* START *
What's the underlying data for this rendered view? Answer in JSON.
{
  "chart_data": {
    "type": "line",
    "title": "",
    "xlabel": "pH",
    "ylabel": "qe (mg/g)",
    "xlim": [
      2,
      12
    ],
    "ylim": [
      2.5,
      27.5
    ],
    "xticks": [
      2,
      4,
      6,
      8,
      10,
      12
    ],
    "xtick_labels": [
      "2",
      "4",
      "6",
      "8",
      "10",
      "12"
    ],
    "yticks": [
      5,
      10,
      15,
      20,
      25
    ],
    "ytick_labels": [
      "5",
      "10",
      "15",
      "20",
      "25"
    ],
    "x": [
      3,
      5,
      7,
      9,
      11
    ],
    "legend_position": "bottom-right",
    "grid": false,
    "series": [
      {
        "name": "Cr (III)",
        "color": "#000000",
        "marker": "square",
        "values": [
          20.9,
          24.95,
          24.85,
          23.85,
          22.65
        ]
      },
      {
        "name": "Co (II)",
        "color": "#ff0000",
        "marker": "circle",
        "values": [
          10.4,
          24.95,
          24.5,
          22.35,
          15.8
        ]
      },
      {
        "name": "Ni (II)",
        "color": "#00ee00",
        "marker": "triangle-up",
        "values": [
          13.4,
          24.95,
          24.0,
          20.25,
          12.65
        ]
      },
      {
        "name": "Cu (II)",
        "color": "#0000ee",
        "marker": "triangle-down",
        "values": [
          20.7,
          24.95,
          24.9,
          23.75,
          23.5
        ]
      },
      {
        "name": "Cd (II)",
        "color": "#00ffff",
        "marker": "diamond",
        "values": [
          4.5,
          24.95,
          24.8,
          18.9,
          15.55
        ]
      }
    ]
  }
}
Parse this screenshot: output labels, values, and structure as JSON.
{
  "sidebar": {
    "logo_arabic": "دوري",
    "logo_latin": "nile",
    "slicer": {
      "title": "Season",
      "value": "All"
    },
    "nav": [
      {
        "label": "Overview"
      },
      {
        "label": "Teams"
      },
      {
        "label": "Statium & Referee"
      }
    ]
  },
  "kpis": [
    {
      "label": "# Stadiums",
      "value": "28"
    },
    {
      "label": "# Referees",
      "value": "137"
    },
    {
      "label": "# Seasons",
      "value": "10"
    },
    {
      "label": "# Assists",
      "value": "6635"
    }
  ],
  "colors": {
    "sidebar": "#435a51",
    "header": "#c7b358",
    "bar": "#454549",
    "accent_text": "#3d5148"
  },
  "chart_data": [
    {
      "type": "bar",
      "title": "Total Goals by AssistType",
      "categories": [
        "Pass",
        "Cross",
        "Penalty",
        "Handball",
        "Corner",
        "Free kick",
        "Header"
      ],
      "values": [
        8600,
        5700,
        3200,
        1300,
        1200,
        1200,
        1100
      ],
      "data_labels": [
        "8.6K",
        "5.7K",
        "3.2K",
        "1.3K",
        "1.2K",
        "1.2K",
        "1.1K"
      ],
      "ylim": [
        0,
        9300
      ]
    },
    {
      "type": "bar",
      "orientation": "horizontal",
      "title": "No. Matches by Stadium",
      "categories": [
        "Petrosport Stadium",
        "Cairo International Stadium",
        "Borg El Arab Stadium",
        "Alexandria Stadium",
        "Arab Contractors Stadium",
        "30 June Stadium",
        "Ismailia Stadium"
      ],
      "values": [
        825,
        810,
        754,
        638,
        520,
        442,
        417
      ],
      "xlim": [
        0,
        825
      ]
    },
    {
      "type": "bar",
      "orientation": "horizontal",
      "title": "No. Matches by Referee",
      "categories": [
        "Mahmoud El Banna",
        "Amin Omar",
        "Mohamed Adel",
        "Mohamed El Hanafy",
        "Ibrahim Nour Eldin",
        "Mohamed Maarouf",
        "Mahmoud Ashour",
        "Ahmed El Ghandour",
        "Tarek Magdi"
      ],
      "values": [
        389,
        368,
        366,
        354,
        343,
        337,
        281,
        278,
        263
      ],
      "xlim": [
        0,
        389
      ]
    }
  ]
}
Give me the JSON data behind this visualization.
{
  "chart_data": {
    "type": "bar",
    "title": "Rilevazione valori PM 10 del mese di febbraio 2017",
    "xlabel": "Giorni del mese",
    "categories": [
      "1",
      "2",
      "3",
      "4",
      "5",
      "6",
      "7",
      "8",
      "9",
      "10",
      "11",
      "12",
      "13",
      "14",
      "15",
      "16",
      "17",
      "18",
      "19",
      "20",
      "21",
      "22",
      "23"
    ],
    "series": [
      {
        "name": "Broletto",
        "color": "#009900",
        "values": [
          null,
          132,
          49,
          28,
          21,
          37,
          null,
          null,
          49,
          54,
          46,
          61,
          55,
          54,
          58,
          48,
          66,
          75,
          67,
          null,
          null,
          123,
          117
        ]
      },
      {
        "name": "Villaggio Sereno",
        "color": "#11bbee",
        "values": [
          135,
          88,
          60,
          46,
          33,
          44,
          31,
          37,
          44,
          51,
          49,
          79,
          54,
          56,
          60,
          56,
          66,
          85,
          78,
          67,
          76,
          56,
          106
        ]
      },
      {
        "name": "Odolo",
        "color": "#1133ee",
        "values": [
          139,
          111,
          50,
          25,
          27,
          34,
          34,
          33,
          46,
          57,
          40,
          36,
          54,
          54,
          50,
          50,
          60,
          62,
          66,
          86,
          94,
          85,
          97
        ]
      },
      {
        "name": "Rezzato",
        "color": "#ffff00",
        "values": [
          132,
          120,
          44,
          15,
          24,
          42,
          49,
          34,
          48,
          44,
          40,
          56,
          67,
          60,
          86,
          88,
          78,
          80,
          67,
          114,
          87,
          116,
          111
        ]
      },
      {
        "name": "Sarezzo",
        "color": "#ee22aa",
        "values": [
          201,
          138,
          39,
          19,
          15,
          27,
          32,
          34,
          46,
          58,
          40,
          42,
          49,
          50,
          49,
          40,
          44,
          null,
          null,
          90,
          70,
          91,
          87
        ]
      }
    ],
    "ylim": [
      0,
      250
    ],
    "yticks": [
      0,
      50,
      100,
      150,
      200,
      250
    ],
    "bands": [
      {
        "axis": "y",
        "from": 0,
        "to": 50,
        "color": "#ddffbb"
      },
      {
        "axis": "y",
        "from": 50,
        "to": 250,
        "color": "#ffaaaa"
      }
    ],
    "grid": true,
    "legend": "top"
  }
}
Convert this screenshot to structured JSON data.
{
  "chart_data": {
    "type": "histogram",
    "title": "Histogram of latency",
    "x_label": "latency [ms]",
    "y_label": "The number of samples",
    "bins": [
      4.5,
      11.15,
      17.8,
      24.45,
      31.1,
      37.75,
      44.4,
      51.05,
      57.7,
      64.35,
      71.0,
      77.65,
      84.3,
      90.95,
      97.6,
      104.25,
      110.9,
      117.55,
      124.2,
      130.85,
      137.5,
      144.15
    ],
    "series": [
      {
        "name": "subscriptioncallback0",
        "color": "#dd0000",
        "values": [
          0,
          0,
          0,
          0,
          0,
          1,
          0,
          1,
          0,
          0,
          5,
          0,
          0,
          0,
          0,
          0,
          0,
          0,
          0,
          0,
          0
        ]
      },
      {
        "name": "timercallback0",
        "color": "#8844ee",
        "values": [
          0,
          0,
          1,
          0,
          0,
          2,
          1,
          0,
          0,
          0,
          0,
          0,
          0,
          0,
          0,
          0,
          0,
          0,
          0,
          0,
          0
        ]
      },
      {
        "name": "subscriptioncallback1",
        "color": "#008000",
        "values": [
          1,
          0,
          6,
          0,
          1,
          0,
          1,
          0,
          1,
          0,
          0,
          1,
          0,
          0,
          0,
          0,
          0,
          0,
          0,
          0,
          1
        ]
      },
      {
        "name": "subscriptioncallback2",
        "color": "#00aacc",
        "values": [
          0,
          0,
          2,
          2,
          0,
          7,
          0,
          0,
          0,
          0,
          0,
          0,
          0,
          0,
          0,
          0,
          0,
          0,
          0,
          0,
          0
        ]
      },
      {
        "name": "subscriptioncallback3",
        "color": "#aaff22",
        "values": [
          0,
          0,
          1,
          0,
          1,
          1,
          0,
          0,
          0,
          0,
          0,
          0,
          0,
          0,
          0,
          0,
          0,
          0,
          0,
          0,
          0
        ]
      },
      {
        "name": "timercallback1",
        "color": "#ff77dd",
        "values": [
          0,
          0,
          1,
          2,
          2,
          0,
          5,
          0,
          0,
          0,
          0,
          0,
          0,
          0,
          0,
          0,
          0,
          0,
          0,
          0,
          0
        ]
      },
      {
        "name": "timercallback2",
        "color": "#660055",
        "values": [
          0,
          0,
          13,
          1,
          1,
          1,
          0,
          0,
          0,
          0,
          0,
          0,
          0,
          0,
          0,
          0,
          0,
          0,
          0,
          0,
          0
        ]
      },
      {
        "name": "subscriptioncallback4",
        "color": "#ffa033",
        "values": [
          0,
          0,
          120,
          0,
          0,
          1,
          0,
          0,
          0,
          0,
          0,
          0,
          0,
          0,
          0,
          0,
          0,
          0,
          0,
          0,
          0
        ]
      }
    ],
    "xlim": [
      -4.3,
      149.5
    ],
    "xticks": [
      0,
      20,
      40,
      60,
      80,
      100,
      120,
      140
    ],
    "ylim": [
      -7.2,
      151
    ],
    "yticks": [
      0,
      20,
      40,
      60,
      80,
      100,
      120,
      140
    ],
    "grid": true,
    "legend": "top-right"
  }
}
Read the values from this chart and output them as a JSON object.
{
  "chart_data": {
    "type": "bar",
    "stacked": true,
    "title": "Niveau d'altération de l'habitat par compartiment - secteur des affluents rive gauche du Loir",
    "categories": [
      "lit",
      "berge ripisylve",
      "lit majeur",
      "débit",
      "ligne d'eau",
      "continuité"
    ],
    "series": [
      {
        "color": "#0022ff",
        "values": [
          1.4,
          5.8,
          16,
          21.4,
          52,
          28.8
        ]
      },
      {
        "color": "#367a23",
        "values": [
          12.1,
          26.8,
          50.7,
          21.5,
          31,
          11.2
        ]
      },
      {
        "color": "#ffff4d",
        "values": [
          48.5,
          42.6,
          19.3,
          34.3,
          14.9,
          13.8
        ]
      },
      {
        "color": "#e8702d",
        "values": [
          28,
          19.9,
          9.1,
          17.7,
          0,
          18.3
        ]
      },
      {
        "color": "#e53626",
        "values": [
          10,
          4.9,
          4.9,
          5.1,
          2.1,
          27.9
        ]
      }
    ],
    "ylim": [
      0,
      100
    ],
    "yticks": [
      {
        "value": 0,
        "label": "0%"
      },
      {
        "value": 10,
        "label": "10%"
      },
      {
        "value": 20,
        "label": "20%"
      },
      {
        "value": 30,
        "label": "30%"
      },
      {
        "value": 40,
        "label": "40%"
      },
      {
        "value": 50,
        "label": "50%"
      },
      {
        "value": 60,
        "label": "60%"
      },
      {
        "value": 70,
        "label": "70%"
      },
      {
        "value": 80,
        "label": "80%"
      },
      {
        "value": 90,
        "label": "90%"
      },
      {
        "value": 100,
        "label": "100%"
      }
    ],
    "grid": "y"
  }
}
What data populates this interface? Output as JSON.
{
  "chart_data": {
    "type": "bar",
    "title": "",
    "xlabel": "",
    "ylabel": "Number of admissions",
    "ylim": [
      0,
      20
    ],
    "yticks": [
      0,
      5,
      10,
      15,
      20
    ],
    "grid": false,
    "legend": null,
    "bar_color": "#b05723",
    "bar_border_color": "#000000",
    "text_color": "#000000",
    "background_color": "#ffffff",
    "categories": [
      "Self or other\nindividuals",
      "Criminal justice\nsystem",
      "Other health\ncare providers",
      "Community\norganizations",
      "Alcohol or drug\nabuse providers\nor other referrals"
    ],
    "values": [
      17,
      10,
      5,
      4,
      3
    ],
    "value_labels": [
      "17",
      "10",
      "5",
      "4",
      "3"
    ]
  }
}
* END *
* _Exercise objective_
Say how many lines contain the string "providers", giving nothing but the count.

* _Solution for this task_
2